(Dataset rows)

* * * * * * * * *

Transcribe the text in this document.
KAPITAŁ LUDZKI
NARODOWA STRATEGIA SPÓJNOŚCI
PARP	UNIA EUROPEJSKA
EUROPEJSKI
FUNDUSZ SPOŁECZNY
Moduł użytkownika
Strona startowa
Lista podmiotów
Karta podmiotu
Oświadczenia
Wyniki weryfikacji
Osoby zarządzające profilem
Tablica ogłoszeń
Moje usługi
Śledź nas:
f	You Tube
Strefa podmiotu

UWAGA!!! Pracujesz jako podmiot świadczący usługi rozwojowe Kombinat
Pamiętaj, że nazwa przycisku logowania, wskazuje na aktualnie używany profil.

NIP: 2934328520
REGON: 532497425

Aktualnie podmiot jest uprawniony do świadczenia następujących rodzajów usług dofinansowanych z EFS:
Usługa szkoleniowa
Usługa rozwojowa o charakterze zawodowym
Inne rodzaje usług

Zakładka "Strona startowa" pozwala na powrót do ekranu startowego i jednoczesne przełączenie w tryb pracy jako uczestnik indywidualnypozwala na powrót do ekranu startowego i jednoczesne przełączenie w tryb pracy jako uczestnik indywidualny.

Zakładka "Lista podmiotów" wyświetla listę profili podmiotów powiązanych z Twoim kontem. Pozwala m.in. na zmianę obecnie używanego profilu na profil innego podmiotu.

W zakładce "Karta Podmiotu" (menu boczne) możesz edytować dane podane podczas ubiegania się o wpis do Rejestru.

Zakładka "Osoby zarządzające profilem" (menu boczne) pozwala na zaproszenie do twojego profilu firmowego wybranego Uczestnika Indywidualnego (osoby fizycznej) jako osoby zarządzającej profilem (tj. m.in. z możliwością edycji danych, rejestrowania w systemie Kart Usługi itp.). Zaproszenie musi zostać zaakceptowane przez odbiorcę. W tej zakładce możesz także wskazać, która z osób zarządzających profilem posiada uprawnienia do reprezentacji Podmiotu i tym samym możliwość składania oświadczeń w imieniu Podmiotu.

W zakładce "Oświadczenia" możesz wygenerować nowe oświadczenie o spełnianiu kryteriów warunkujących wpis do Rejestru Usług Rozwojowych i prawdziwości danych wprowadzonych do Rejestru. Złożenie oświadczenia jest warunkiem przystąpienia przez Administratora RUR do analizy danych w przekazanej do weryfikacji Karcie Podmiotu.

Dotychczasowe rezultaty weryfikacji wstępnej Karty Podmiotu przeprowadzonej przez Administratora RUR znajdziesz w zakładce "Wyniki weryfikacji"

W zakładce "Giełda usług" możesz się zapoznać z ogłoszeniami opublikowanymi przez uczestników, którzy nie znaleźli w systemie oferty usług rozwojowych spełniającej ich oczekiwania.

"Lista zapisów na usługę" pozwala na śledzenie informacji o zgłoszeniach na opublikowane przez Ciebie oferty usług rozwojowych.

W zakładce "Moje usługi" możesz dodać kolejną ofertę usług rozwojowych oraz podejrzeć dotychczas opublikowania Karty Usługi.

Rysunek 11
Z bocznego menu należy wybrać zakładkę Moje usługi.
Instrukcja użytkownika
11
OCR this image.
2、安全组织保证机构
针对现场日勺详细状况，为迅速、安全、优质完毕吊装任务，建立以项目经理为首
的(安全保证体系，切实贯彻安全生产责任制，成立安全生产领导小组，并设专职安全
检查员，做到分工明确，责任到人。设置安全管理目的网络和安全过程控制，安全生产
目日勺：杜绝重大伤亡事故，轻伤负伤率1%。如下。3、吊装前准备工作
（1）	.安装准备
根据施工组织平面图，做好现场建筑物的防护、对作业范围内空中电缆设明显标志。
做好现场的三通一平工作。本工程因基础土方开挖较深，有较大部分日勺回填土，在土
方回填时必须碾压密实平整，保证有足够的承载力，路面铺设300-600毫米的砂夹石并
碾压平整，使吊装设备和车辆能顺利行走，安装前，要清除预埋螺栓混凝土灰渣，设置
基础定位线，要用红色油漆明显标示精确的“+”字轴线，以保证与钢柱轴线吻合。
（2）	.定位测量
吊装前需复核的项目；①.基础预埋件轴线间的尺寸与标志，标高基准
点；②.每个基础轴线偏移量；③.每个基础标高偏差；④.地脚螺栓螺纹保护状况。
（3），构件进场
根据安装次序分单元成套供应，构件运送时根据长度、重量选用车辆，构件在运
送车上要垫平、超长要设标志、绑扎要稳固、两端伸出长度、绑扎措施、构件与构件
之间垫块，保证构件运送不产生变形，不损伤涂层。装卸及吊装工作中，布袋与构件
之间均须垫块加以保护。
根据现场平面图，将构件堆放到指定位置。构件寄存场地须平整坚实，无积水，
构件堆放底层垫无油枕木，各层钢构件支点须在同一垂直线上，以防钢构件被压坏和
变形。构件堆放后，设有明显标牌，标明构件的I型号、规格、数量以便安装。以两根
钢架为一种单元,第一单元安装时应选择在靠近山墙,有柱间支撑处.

* * * * * * * * *

# WHAT THE TASK REQUIRES:
Repeat the listing exactly, from its first line to its last.

# ANSWER TO THIS TASK:
Transcribe the text in this document.
KAPITAŁ LUDZKI
NARODOWA STRATEGIA SPÓJNOŚCI
PARP	UNIA EUROPEJSKA
EUROPEJSKI
FUNDUSZ SPOŁECZNY
Moduł użytkownika
Strona startowa
Lista podmiotów
Karta podmiotu
Oświadczenia
Wyniki weryfikacji
Osoby zarządzające profilem
Tablica ogłoszeń
Moje usługi
Śledź nas:
f	You Tube
Strefa podmiotu

UWAGA!!! Pracujesz jako podmiot świadczący usługi rozwojowe Kombinat
Pamiętaj, że nazwa przycisku logowania, wskazuje na aktualnie używany profil.

NIP: 2934328520
REGON: 532497425

Aktualnie podmiot jest uprawniony do świadczenia następujących rodzajów usług dofinansowanych z EFS:
Usługa szkoleniowa
Usługa rozwojowa o charakterze zawodowym
Inne rodzaje usług

Zakładka "Strona startowa" pozwala na powrót do ekranu startowego i jednoczesne przełączenie w tryb pracy jako uczestnik indywidualnypozwala na powrót do ekranu startowego i jednoczesne przełączenie w tryb pracy jako uczestnik indywidualny.

Zakładka "Lista podmiotów" wyświetla listę profili podmiotów powiązanych z Twoim kontem. Pozwala m.in. na zmianę obecnie używanego profilu na profil innego podmiotu.

W zakładce "Karta Podmiotu" (menu boczne) możesz edytować dane podane podczas ubiegania się o wpis do Rejestru.

Zakładka "Osoby zarządzające profilem" (menu boczne) pozwala na zaproszenie do twojego profilu firmowego wybranego Uczestnika Indywidualnego (osoby fizycznej) jako osoby zarządzającej profilem (tj. m.in. z możliwością edycji danych, rejestrowania w systemie Kart Usługi itp.). Zaproszenie musi zostać zaakceptowane przez odbiorcę. W tej zakładce możesz także wskazać, która z osób zarządzających profilem posiada uprawnienia do reprezentacji Podmiotu i tym samym możliwość składania oświadczeń w imieniu Podmiotu.

W zakładce "Oświadczenia" możesz wygenerować nowe oświadczenie o spełnianiu kryteriów warunkujących wpis do Rejestru Usług Rozwojowych i prawdziwości danych wprowadzonych do Rejestru. Złożenie oświadczenia jest warunkiem przystąpienia przez Administratora RUR do analizy danych w przekazanej do weryfikacji Karcie Podmiotu.

Dotychczasowe rezultaty weryfikacji wstępnej Karty Podmiotu przeprowadzonej przez Administratora RUR znajdziesz w zakładce "Wyniki weryfikacji"

W zakładce "Giełda usług" możesz się zapoznać z ogłoszeniami opublikowanymi przez uczestników, którzy nie znaleźli w systemie oferty usług rozwojowych spełniającej ich oczekiwania.

"Lista zapisów na usługę" pozwala na śledzenie informacji o zgłoszeniach na opublikowane przez Ciebie oferty usług rozwojowych.

W zakładce "Moje usługi" możesz dodać kolejną ofertę usług rozwojowych oraz podejrzeć dotychczas opublikowania Karty Usługi.

Rysunek 11
Z bocznego menu należy wybrać zakładkę Moje usługi.
Instrukcja użytkownika
11
OCR this image.
2、安全组织保证机构
针对现场日勺详细状况，为迅速、安全、优质完毕吊装任务，建立以项目经理为首
的(安全保证体系，切实贯彻安全生产责任制，成立安全生产领导小组，并设专职安全
检查员，做到分工明确，责任到人。设置安全管理目的网络和安全过程控制，安全生产
目日勺：杜绝重大伤亡事故，轻伤负伤率1%。如下。3、吊装前准备工作
（1）	.安装准备
根据施工组织平面图，做好现场建筑物的防护、对作业范围内空中电缆设明显标志。
做好现场的三通一平工作。本工程因基础土方开挖较深，有较大部分日勺回填土，在土
方回填时必须碾压密实平整，保证有足够的承载力，路面铺设300-600毫米的砂夹石并
碾压平整，使吊装设备和车辆能顺利行走，安装前，要清除预埋螺栓混凝土灰渣，设置
基础定位线，要用红色油漆明显标示精确的“+”字轴线，以保证与钢柱轴线吻合。
（2）	.定位测量
吊装前需复核的项目；①.基础预埋件轴线间的尺寸与标志，标高基准
点；②.每个基础轴线偏移量；③.每个基础标高偏差；④.地脚螺栓螺纹保护状况。
（3），构件进场
根据安装次序分单元成套供应，构件运送时根据长度、重量选用车辆，构件在运
送车上要垫平、超长要设标志、绑扎要稳固、两端伸出长度、绑扎措施、构件与构件
之间垫块，保证构件运送不产生变形，不损伤涂层。装卸及吊装工作中，布袋与构件
之间均须垫块加以保护。
根据现场平面图，将构件堆放到指定位置。构件寄存场地须平整坚实，无积水，
构件堆放底层垫无油枕木，各层钢构件支点须在同一垂直线上，以防钢构件被压坏和
变形。构件堆放后，设有明显标牌，标明构件的I型号、规格、数量以便安装。以两根
钢架为一种单元,第一单元安装时应选择在靠近山墙,有柱间支撑处.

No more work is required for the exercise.